→ WHAT YOU SHOULD DO
Copy out all lines in the material below that contain the string "enfoque".

→ EXERCISE MATERIALS

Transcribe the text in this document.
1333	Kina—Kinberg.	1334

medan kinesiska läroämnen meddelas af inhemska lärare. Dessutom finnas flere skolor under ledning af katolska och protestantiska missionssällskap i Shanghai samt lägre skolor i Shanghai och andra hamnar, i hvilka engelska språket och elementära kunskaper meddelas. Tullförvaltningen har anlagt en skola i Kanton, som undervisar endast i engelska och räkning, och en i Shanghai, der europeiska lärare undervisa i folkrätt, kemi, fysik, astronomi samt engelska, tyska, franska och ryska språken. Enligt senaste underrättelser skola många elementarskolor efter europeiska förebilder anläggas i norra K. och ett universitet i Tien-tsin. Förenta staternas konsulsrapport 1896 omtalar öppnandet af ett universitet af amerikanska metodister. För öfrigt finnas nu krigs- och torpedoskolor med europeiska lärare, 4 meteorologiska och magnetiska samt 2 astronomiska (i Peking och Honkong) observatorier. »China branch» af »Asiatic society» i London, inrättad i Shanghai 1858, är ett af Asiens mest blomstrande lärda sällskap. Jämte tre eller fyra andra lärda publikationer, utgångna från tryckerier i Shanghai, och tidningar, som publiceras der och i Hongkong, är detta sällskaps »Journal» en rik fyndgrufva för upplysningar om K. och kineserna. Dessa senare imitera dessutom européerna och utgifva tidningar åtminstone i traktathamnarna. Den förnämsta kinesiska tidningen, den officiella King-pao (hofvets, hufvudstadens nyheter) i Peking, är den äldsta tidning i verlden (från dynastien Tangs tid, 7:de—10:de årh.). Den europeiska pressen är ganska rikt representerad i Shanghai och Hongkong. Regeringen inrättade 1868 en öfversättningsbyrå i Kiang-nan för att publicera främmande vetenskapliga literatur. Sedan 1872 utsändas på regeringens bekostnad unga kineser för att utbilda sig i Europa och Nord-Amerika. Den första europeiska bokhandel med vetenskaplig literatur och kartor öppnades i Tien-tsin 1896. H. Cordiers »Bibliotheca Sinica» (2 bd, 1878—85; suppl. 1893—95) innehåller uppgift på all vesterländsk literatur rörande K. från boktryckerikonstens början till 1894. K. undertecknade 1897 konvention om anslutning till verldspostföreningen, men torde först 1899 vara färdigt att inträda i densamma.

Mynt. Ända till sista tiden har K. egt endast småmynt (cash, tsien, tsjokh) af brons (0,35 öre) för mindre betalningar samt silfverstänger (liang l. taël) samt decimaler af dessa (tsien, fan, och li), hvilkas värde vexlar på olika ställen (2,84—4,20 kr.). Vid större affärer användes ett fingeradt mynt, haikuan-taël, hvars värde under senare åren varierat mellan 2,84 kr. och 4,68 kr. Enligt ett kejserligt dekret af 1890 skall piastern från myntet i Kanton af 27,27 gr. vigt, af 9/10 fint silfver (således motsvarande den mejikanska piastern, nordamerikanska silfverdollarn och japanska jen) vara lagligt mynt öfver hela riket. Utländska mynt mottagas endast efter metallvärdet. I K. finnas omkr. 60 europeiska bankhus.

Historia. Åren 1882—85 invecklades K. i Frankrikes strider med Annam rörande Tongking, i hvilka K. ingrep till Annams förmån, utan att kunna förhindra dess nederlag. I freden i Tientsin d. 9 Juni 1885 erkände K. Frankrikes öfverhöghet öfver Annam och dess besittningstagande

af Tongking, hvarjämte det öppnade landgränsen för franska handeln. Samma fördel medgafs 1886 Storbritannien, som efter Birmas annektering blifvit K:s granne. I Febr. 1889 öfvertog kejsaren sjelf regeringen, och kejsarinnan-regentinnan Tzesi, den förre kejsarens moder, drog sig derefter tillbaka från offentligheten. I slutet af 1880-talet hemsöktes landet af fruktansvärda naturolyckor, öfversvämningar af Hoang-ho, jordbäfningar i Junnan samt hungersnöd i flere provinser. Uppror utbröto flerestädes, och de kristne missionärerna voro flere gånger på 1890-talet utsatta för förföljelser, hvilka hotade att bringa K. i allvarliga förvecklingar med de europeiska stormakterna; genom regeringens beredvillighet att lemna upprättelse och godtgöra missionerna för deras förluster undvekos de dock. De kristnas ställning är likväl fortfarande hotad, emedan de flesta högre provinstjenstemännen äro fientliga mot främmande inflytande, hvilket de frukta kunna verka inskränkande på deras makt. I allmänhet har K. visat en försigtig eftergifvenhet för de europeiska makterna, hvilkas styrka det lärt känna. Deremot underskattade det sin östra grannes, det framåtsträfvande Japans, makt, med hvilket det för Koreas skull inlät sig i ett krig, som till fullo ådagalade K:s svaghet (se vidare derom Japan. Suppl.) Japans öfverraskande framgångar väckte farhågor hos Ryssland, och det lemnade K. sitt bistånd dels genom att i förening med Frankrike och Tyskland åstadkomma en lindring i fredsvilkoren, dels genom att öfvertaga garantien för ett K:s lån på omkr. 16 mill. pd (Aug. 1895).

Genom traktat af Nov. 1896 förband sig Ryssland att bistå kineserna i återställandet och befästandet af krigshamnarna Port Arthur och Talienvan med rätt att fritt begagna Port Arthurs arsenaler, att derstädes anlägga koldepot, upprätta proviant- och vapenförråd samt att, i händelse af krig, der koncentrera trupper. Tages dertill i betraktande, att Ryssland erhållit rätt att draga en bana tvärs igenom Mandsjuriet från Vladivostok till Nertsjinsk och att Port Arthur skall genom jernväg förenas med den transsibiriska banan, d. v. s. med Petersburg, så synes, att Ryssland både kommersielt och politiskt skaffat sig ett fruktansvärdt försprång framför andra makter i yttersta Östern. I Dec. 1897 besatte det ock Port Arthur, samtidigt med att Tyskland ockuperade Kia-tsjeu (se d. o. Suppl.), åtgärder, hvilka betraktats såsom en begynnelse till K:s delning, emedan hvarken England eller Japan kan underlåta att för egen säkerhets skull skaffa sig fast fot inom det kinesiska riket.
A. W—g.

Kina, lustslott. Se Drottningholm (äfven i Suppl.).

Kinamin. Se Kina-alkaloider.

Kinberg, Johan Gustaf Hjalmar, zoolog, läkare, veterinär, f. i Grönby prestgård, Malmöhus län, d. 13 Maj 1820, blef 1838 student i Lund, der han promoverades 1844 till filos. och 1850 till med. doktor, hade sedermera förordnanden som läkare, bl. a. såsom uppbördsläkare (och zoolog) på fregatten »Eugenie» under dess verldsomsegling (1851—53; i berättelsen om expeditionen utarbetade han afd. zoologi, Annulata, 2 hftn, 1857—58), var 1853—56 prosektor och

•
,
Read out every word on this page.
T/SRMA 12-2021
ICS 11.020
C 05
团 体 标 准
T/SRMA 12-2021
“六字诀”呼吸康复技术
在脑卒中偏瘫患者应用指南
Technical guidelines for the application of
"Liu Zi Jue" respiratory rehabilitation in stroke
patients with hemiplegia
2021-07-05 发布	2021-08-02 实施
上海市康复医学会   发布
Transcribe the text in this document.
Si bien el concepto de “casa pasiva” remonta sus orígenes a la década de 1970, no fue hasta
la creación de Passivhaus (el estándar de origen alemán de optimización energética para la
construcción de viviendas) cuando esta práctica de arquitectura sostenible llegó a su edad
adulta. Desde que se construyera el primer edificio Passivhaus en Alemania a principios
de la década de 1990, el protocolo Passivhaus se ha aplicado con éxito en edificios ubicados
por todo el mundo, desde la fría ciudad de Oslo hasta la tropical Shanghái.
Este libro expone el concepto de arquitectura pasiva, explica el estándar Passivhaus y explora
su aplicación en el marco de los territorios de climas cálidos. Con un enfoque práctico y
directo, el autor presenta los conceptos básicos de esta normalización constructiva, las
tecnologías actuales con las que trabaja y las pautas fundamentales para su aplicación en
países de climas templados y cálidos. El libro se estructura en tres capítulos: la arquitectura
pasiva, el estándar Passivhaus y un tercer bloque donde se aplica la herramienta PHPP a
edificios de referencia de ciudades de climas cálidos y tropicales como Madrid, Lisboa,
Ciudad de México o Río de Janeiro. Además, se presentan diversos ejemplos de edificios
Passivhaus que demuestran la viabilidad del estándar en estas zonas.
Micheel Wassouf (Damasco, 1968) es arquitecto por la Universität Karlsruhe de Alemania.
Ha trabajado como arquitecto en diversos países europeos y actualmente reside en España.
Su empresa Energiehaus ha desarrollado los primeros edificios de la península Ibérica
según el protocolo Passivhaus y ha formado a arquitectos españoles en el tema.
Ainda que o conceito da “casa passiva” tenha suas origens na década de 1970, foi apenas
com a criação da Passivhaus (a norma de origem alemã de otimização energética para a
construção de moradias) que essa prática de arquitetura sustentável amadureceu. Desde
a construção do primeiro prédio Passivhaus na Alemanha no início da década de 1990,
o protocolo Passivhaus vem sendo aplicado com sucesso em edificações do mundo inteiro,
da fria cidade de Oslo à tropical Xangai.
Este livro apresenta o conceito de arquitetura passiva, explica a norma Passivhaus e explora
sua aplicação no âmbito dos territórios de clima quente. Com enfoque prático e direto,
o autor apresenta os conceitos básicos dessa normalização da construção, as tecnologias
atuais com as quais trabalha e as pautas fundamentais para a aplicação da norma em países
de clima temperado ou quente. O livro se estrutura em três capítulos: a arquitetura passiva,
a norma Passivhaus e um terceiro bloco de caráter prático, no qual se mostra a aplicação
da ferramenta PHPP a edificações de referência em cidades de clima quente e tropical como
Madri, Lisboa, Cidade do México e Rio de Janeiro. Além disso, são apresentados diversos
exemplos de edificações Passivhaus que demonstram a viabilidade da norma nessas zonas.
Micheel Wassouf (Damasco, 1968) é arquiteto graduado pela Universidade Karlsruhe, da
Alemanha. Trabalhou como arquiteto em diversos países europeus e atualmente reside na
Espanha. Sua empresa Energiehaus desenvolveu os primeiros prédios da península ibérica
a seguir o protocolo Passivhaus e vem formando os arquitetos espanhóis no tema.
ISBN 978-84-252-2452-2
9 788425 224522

→ FINISHED EXERCISE
su aplicación en el marco de los territorios de climas cálidos. Con un enfoque práctico y
sua aplicação no âmbito dos territórios de clima quente. Com enfoque prático e direto,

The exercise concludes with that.